Dataset entries —
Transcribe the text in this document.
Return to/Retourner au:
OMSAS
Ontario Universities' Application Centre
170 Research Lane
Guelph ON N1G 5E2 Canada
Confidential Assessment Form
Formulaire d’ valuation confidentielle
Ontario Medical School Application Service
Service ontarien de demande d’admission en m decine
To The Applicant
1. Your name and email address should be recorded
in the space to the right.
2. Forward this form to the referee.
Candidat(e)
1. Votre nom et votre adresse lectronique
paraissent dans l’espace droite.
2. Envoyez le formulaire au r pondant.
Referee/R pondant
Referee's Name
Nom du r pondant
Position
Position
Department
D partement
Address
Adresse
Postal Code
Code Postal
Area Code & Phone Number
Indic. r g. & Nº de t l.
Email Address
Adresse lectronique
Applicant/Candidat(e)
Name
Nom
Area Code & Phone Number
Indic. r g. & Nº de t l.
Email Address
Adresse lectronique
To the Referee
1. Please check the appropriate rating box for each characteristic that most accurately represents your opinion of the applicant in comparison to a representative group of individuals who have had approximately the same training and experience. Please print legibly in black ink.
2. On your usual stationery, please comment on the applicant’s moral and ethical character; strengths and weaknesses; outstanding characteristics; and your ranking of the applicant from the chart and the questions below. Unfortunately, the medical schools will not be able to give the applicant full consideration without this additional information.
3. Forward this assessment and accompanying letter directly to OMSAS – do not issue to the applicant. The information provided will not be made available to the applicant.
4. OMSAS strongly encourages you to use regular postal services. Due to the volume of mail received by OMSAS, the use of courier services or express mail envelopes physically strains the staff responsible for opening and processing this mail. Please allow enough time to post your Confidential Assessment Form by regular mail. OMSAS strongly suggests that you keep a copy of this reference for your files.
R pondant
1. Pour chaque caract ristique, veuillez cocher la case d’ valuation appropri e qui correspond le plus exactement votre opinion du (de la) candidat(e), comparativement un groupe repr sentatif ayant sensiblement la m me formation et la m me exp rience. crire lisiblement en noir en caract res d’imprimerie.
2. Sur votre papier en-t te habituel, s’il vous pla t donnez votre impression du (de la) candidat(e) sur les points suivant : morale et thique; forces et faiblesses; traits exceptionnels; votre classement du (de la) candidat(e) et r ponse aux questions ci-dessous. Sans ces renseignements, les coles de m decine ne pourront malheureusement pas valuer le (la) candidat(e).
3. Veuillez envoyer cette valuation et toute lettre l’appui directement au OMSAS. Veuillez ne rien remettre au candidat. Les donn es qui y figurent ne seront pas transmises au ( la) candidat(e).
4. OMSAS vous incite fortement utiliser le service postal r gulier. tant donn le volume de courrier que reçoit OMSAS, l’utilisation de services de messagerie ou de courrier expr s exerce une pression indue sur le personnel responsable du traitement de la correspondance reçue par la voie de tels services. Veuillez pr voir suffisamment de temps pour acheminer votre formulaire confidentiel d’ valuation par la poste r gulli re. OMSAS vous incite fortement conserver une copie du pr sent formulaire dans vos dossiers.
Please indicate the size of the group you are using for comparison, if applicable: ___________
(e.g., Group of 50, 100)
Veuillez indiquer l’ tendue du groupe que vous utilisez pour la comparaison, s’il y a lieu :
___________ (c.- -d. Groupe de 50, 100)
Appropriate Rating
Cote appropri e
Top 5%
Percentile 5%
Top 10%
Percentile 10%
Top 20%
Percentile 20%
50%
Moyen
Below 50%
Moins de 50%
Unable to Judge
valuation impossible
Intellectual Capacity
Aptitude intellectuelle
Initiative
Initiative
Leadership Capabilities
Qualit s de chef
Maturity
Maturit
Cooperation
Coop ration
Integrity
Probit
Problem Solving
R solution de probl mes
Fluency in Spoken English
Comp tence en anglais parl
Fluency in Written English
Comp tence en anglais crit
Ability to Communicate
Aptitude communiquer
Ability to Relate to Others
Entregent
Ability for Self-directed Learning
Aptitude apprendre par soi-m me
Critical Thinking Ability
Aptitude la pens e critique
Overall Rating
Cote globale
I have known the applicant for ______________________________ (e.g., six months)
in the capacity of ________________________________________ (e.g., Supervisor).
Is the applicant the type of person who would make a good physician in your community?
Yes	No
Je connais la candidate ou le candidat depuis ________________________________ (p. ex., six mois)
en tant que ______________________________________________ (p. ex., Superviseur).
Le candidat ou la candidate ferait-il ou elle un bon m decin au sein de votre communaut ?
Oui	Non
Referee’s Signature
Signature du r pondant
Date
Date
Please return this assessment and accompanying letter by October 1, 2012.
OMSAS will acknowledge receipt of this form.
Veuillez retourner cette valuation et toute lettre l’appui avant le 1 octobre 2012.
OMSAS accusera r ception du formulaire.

Task —
Repeat the listing above without any change.

Exercise output —
Transcribe the text in this document.
Return to/Retourner au:
OMSAS
Ontario Universities' Application Centre
170 Research Lane
Guelph ON N1G 5E2 Canada
Confidential Assessment Form
Formulaire d’ valuation confidentielle
Ontario Medical School Application Service
Service ontarien de demande d’admission en m decine
To The Applicant
1. Your name and email address should be recorded
in the space to the right.
2. Forward this form to the referee.
Candidat(e)
1. Votre nom et votre adresse lectronique
paraissent dans l’espace droite.
2. Envoyez le formulaire au r pondant.
Referee/R pondant
Referee's Name
Nom du r pondant
Position
Position
Department
D partement
Address
Adresse
Postal Code
Code Postal
Area Code & Phone Number
Indic. r g. & Nº de t l.
Email Address
Adresse lectronique
Applicant/Candidat(e)
Name
Nom
Area Code & Phone Number
Indic. r g. & Nº de t l.
Email Address
Adresse lectronique
To the Referee
1. Please check the appropriate rating box for each characteristic that most accurately represents your opinion of the applicant in comparison to a representative group of individuals who have had approximately the same training and experience. Please print legibly in black ink.
2. On your usual stationery, please comment on the applicant’s moral and ethical character; strengths and weaknesses; outstanding characteristics; and your ranking of the applicant from the chart and the questions below. Unfortunately, the medical schools will not be able to give the applicant full consideration without this additional information.
3. Forward this assessment and accompanying letter directly to OMSAS – do not issue to the applicant. The information provided will not be made available to the applicant.
4. OMSAS strongly encourages you to use regular postal services. Due to the volume of mail received by OMSAS, the use of courier services or express mail envelopes physically strains the staff responsible for opening and processing this mail. Please allow enough time to post your Confidential Assessment Form by regular mail. OMSAS strongly suggests that you keep a copy of this reference for your files.
R pondant
1. Pour chaque caract ristique, veuillez cocher la case d’ valuation appropri e qui correspond le plus exactement votre opinion du (de la) candidat(e), comparativement un groupe repr sentatif ayant sensiblement la m me formation et la m me exp rience. crire lisiblement en noir en caract res d’imprimerie.
2. Sur votre papier en-t te habituel, s’il vous pla t donnez votre impression du (de la) candidat(e) sur les points suivant : morale et thique; forces et faiblesses; traits exceptionnels; votre classement du (de la) candidat(e) et r ponse aux questions ci-dessous. Sans ces renseignements, les coles de m decine ne pourront malheureusement pas valuer le (la) candidat(e).
3. Veuillez envoyer cette valuation et toute lettre l’appui directement au OMSAS. Veuillez ne rien remettre au candidat. Les donn es qui y figurent ne seront pas transmises au ( la) candidat(e).
4. OMSAS vous incite fortement utiliser le service postal r gulier. tant donn le volume de courrier que reçoit OMSAS, l’utilisation de services de messagerie ou de courrier expr s exerce une pression indue sur le personnel responsable du traitement de la correspondance reçue par la voie de tels services. Veuillez pr voir suffisamment de temps pour acheminer votre formulaire confidentiel d’ valuation par la poste r gulli re. OMSAS vous incite fortement conserver une copie du pr sent formulaire dans vos dossiers.
Please indicate the size of the group you are using for comparison, if applicable: ___________
(e.g., Group of 50, 100)
Veuillez indiquer l’ tendue du groupe que vous utilisez pour la comparaison, s’il y a lieu :
___________ (c.- -d. Groupe de 50, 100)
Appropriate Rating
Cote appropri e
Top 5%
Percentile 5%
Top 10%
Percentile 10%
Top 20%
Percentile 20%
50%
Moyen
Below 50%
Moins de 50%
Unable to Judge
valuation impossible
Intellectual Capacity
Aptitude intellectuelle
Initiative
Initiative
Leadership Capabilities
Qualit s de chef
Maturity
Maturit
Cooperation
Coop ration
Integrity
Probit
Problem Solving
R solution de probl mes
Fluency in Spoken English
Comp tence en anglais parl
Fluency in Written English
Comp tence en anglais crit
Ability to Communicate
Aptitude communiquer
Ability to Relate to Others
Entregent
Ability for Self-directed Learning
Aptitude apprendre par soi-m me
Critical Thinking Ability
Aptitude la pens e critique
Overall Rating
Cote globale
I have known the applicant for ______________________________ (e.g., six months)
in the capacity of ________________________________________ (e.g., Supervisor).
Is the applicant the type of person who would make a good physician in your community?
Yes	No
Je connais la candidate ou le candidat depuis ________________________________ (p. ex., six mois)
en tant que ______________________________________________ (p. ex., Superviseur).
Le candidat ou la candidate ferait-il ou elle un bon m decin au sein de votre communaut ?
Oui	Non
Referee’s Signature
Signature du r pondant
Date
Date
Please return this assessment and accompanying letter by October 1, 2012.
OMSAS will acknowledge receipt of this form.
Veuillez retourner cette valuation et toute lettre l’appui avant le 1 octobre 2012.
OMSAS accusera r ception du formulaire.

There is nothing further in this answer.